» **To be done**
Search the material below for the word "Emission" and copy every line in which it occurs.

» **Information given**
Start
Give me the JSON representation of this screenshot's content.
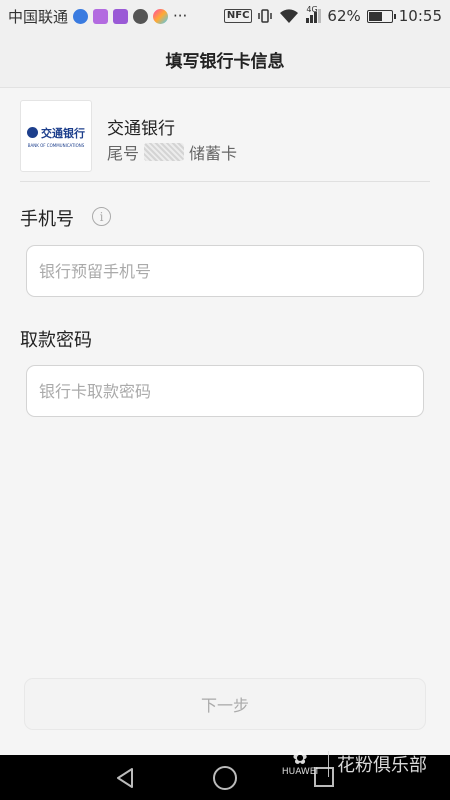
{
  "status_bar": {
    "carrier": "中国联通",
    "more": "···",
    "nfc": "NFC",
    "network": "4G",
    "battery_percent": "62%",
    "battery_level": 0.62,
    "time": "10:55"
  },
  "header": {
    "title": "填写银行卡信息"
  },
  "bank_card": {
    "logo_cn": "交通银行",
    "logo_en": "BANK OF COMMUNICATIONS",
    "name": "交通银行",
    "tail_prefix": "尾号",
    "card_type": "储蓄卡"
  },
  "form": {
    "phone_label": "手机号",
    "phone_placeholder": "银行预留手机号",
    "phone_value": "",
    "password_label": "取款密码",
    "password_placeholder": "银行卡取款密码",
    "password_value": ""
  },
  "actions": {
    "next_label": "下一步"
  },
  "watermark": {
    "brand": "HUAWEI",
    "club": "花粉俱乐部"
  },
  "colors": {
    "bank_blue": "#1d3f8c",
    "placeholder_gray": "#aaaaaa",
    "disabled_text": "#aaaaaa"
  }
}
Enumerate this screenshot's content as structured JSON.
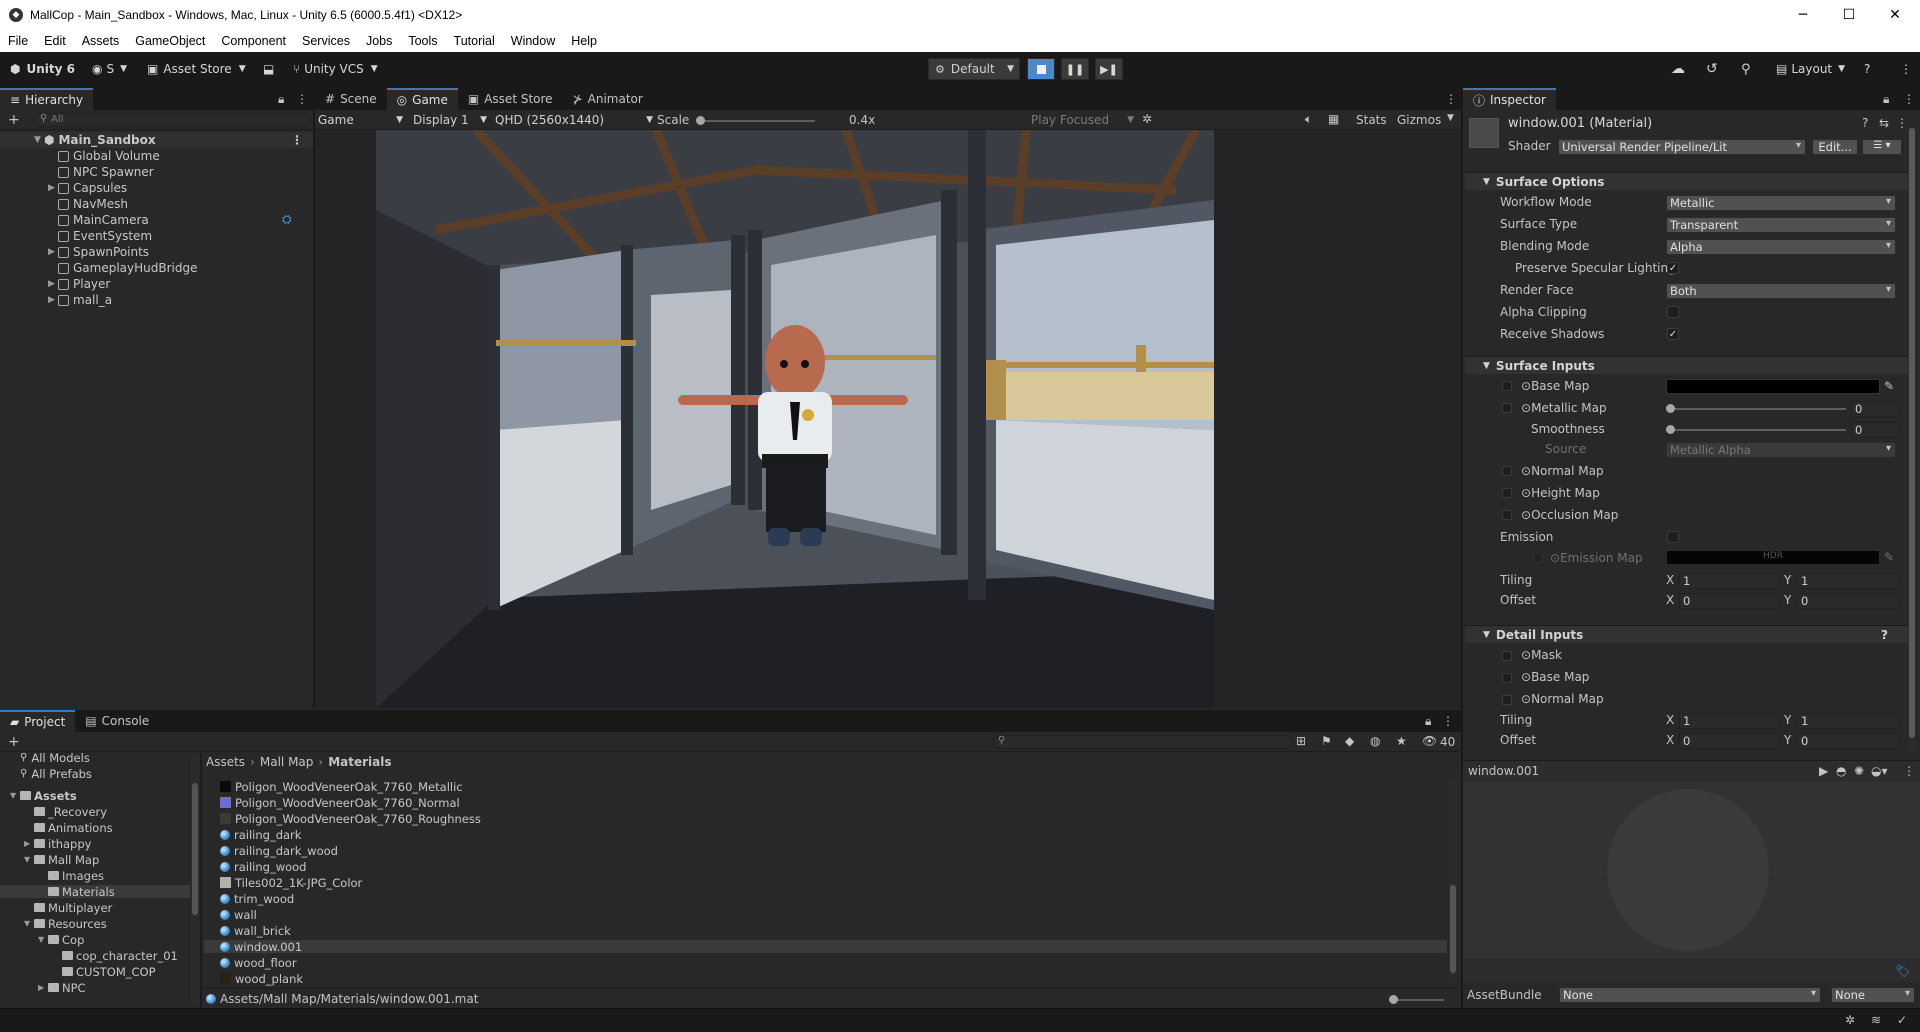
{
  "window": {
    "title": "MallCop - Main_Sandbox - Windows, Mac, Linux - Unity 6.5 (6000.5.4f1) <DX12>",
    "minimize": "─",
    "maximize": "☐",
    "close": "✕"
  },
  "menu": [
    "File",
    "Edit",
    "Assets",
    "GameObject",
    "Component",
    "Services",
    "Jobs",
    "Tools",
    "Tutorial",
    "Window",
    "Help"
  ],
  "toolbar": {
    "unity_label": "Unity 6",
    "account": "S",
    "asset_store": "Asset Store",
    "vcs": "Unity VCS",
    "default_label": "Default",
    "layout": "Layout"
  },
  "hierarchy": {
    "tab": "Hierarchy",
    "search_placeholder": "All",
    "scene": "Main_Sandbox",
    "items": [
      {
        "label": "Global Volume",
        "expandable": false
      },
      {
        "label": "NPC Spawner",
        "expandable": false
      },
      {
        "label": "Capsules",
        "expandable": true
      },
      {
        "label": "NavMesh",
        "expandable": false
      },
      {
        "label": "MainCamera",
        "expandable": false
      },
      {
        "label": "EventSystem",
        "expandable": false
      },
      {
        "label": "SpawnPoints",
        "expandable": true
      },
      {
        "label": "GameplayHudBridge",
        "expandable": false
      },
      {
        "label": "Player",
        "expandable": true
      },
      {
        "label": "mall_a",
        "expandable": true
      }
    ]
  },
  "center_tabs": [
    "Scene",
    "Game",
    "Asset Store",
    "Animator"
  ],
  "game_bar": {
    "view": "Game",
    "display": "Display 1",
    "resolution": "QHD (2560x1440)",
    "scale_label": "Scale",
    "scale_value": "0.4x",
    "play_mode": "Play Focused",
    "stats": "Stats",
    "gizmos": "Gizmos"
  },
  "inspector": {
    "tab": "Inspector",
    "material_name": "window.001 (Material)",
    "shader_label": "Shader",
    "shader_value": "Universal Render Pipeline/Lit",
    "edit_button": "Edit...",
    "surface_options": {
      "title": "Surface Options",
      "rows": [
        {
          "label": "Workflow Mode",
          "value": "Metallic"
        },
        {
          "label": "Surface Type",
          "value": "Transparent"
        },
        {
          "label": "Blending Mode",
          "value": "Alpha"
        }
      ],
      "preserve_specular": "Preserve Specular Lighting",
      "render_face_label": "Render Face",
      "render_face_value": "Both",
      "alpha_clipping": "Alpha Clipping",
      "receive_shadows": "Receive Shadows"
    },
    "surface_inputs": {
      "title": "Surface Inputs",
      "base_map": "Base Map",
      "metallic_map": "Metallic Map",
      "metallic_value": "0",
      "smoothness": "Smoothness",
      "smoothness_value": "0",
      "source_label": "Source",
      "source_value": "Metallic Alpha",
      "normal_map": "Normal Map",
      "height_map": "Height Map",
      "occlusion_map": "Occlusion Map",
      "emission": "Emission",
      "emission_map": "Emission Map",
      "hdr": "HDR",
      "tiling": "Tiling",
      "offset": "Offset",
      "x": "X",
      "y": "Y",
      "tiling_x": "1",
      "tiling_y": "1",
      "offset_x": "0",
      "offset_y": "0"
    },
    "detail_inputs": {
      "title": "Detail Inputs",
      "mask": "Mask",
      "base_map": "Base Map",
      "normal_map": "Normal Map",
      "tiling": "Tiling",
      "offset": "Offset",
      "tiling_x": "1",
      "tiling_y": "1",
      "offset_x": "0",
      "offset_y": "0"
    },
    "preview_title": "window.001",
    "assetbundle_label": "AssetBundle",
    "assetbundle_value": "None",
    "assetbundle_variant": "None"
  },
  "project": {
    "tabs": [
      "Project",
      "Console"
    ],
    "visible_count": "40",
    "breadcrumb": [
      "Assets",
      "Mall Map",
      "Materials"
    ],
    "tree": [
      {
        "label": "All Models",
        "indent": 0,
        "type": "search"
      },
      {
        "label": "All Prefabs",
        "indent": 0,
        "type": "search"
      },
      {
        "label": "Assets",
        "indent": 0,
        "type": "folder",
        "bold": true
      },
      {
        "label": "_Recovery",
        "indent": 1,
        "type": "folder"
      },
      {
        "label": "Animations",
        "indent": 1,
        "type": "folder"
      },
      {
        "label": "ithappy",
        "indent": 1,
        "type": "folder"
      },
      {
        "label": "Mall Map",
        "indent": 1,
        "type": "folder"
      },
      {
        "label": "Images",
        "indent": 2,
        "type": "folder"
      },
      {
        "label": "Materials",
        "indent": 2,
        "type": "folder",
        "selected": true
      },
      {
        "label": "Multiplayer",
        "indent": 1,
        "type": "folder"
      },
      {
        "label": "Resources",
        "indent": 1,
        "type": "folder"
      },
      {
        "label": "Cop",
        "indent": 2,
        "type": "folder"
      },
      {
        "label": "cop_character_01",
        "indent": 3,
        "type": "folder"
      },
      {
        "label": "CUSTOM_COP",
        "indent": 3,
        "type": "folder"
      },
      {
        "label": "NPC",
        "indent": 2,
        "type": "folder"
      }
    ],
    "files": [
      {
        "label": "Poligon_WoodVeneerOak_7760_Metallic",
        "icon": "tex-black"
      },
      {
        "label": "Poligon_WoodVeneerOak_7760_Normal",
        "icon": "tex-normal"
      },
      {
        "label": "Poligon_WoodVeneerOak_7760_Roughness",
        "icon": "tex-dark"
      },
      {
        "label": "railing_dark",
        "icon": "material"
      },
      {
        "label": "railing_dark_wood",
        "icon": "material"
      },
      {
        "label": "railing_wood",
        "icon": "material"
      },
      {
        "label": "Tiles002_1K-JPG_Color",
        "icon": "tex-grey"
      },
      {
        "label": "trim_wood",
        "icon": "material"
      },
      {
        "label": "wall",
        "icon": "material"
      },
      {
        "label": "wall_brick",
        "icon": "material"
      },
      {
        "label": "window.001",
        "icon": "material",
        "selected": true
      },
      {
        "label": "wood_floor",
        "icon": "material"
      },
      {
        "label": "wood_plank",
        "icon": "tex-brown"
      }
    ],
    "status_path": "Assets/Mall Map/Materials/window.001.mat"
  },
  "colors": {
    "accent": "#3a79bb",
    "panel": "#282828",
    "background": "#191919"
  }
}
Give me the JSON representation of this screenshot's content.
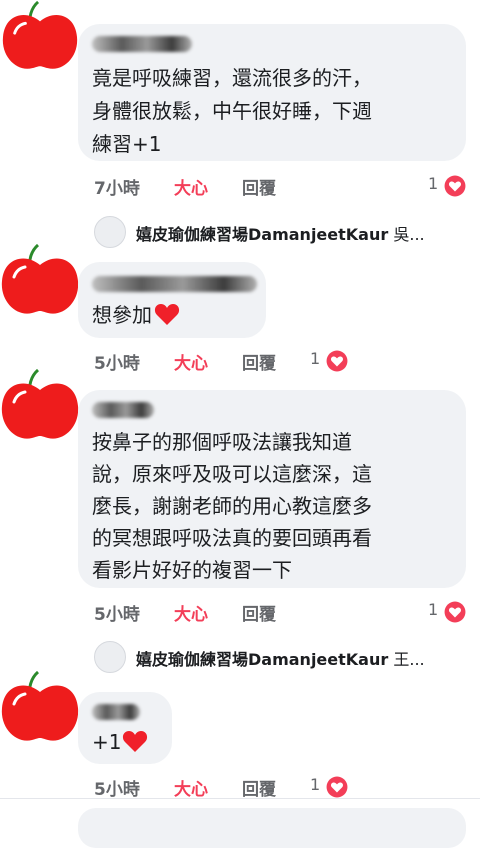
{
  "comments": [
    {
      "lines": [
        "竟是呼吸練習，還流很多的汗，",
        "身體很放鬆，中午很好睡，下週",
        "練習+1"
      ],
      "time": "7小時",
      "like": "大心",
      "reply": "回覆",
      "reaction_count": "1"
    },
    {
      "lines": [
        "想參加"
      ],
      "time": "5小時",
      "like": "大心",
      "reply": "回覆",
      "reaction_count": "1"
    },
    {
      "lines": [
        "按鼻子的那個呼吸法讓我知道",
        "說，原來呼及吸可以這麼深，這",
        "麼長，謝謝老師的用心教這麼多",
        "的冥想跟呼吸法真的要回頭再看",
        "看影片好好的複習一下"
      ],
      "time": "5小時",
      "like": "大心",
      "reply": "回覆",
      "reaction_count": "1"
    },
    {
      "lines": [
        "+1"
      ],
      "time": "5小時",
      "like": "大心",
      "reply": "回覆",
      "reaction_count": "1"
    }
  ],
  "replies": [
    {
      "author": "嬉皮瑜伽練習場DamanjeetKaur",
      "preview": " 吳..."
    },
    {
      "author": "嬉皮瑜伽練習場DamanjeetKaur",
      "preview": " 王..."
    }
  ],
  "colors": {
    "bubble": "#f0f2f5",
    "love": "#f33e58",
    "meta": "#65676b"
  },
  "icons": {
    "avatar": "apple-avatar-icon",
    "reaction": "heart-reaction-icon",
    "emoji": "red-heart-emoji-icon"
  }
}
End
» **Task output**
      "emission": "Emission",
      "emission_map": "Emission Map",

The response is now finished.